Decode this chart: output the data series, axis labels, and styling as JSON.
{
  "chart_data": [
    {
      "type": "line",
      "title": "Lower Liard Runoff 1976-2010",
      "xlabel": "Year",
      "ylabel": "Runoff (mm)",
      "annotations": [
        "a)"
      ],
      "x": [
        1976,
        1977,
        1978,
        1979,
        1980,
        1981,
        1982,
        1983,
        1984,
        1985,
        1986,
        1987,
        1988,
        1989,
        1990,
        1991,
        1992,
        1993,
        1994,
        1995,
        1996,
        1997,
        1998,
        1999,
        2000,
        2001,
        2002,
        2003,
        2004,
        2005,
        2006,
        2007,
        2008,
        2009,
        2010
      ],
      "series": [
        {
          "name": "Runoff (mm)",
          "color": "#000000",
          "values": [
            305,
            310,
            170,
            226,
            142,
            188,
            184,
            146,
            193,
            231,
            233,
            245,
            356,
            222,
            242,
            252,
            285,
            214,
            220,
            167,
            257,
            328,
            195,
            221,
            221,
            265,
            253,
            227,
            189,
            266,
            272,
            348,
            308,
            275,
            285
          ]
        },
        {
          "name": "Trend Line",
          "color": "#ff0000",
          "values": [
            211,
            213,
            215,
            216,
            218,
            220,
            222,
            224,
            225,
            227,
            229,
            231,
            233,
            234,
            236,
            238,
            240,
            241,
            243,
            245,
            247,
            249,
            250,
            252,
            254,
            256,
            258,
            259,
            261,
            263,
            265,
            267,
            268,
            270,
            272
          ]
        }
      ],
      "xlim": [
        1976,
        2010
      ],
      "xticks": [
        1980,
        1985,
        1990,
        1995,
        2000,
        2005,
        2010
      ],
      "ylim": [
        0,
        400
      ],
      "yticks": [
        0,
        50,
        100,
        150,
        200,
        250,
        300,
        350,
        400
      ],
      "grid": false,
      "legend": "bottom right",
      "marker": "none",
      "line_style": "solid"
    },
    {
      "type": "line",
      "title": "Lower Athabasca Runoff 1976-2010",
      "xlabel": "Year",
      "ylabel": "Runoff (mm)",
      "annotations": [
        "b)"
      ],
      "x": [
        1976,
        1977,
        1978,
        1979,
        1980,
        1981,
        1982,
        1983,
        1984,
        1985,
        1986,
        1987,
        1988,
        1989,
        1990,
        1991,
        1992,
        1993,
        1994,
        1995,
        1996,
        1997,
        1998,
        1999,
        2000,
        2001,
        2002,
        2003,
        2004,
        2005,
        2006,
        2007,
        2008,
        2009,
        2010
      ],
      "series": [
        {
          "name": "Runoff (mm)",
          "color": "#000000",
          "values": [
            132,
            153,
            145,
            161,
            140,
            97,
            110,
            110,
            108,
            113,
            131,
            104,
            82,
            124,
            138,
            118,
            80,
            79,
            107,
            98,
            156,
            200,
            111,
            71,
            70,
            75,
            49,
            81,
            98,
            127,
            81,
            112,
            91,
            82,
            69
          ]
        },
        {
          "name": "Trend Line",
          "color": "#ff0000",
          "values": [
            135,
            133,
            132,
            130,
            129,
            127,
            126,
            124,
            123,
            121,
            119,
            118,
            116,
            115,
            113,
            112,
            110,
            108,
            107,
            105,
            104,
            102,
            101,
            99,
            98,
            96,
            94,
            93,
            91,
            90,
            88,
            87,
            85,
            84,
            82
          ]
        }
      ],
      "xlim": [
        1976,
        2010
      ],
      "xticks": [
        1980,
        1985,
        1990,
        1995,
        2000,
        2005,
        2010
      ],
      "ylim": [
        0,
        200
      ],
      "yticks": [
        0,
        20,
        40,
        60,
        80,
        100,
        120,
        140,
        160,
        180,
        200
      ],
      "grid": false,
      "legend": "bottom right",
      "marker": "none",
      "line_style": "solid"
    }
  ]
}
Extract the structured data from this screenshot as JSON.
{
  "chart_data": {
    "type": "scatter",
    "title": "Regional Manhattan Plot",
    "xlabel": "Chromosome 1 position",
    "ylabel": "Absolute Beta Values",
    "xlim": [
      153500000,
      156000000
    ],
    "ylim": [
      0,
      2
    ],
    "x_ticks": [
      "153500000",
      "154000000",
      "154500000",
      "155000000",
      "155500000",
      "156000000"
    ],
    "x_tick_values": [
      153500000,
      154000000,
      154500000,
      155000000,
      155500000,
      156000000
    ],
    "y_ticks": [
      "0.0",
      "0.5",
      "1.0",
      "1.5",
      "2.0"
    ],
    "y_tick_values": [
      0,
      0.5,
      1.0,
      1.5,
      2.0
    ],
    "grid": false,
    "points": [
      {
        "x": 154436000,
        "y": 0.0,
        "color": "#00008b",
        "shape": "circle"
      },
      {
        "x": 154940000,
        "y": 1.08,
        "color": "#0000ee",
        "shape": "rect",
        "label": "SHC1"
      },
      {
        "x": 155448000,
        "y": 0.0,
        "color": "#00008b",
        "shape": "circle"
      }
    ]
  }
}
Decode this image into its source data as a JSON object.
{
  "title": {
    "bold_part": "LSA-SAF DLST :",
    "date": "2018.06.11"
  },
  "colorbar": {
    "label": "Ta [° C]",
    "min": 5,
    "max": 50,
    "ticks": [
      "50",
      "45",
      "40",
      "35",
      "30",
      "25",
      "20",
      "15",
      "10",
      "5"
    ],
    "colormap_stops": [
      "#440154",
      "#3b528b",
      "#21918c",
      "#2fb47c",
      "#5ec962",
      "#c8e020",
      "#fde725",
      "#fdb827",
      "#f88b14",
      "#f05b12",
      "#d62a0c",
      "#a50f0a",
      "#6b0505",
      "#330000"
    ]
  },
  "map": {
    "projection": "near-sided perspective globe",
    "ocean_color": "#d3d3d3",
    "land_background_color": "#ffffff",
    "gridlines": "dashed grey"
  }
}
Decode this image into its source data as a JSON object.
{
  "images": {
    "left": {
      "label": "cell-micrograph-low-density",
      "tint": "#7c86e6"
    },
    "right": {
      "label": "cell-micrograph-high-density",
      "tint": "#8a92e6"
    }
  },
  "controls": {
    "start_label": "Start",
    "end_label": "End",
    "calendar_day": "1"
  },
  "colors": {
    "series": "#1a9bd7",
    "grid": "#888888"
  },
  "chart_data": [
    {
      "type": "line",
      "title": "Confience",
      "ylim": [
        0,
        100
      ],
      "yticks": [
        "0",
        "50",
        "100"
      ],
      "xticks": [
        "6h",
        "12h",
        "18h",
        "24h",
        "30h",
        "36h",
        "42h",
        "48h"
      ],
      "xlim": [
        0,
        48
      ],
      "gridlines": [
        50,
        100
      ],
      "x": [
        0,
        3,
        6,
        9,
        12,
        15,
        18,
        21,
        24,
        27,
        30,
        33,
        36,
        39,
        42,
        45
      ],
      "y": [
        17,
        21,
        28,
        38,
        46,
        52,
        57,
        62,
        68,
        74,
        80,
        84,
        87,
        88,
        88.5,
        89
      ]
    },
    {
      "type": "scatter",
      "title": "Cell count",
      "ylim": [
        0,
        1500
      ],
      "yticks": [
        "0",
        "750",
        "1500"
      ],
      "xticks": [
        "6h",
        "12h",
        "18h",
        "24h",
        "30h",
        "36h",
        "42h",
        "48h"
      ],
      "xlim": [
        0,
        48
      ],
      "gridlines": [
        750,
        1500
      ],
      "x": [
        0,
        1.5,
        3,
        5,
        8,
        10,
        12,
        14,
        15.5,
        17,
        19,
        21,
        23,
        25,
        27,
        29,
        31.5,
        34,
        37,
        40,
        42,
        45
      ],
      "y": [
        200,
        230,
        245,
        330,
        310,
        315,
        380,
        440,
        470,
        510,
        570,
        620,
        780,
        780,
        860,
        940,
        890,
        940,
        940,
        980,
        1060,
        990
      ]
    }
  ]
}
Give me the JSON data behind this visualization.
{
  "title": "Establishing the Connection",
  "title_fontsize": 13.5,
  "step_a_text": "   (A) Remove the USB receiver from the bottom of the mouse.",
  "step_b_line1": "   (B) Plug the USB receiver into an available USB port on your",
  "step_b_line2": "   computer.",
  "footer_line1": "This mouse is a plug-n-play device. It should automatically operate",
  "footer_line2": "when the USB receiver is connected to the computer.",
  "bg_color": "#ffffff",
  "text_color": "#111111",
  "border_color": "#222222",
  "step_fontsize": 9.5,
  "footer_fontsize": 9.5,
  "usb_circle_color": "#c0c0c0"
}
※
Counting only lines of the data above that hold "mouse", report the total and nothing else.

2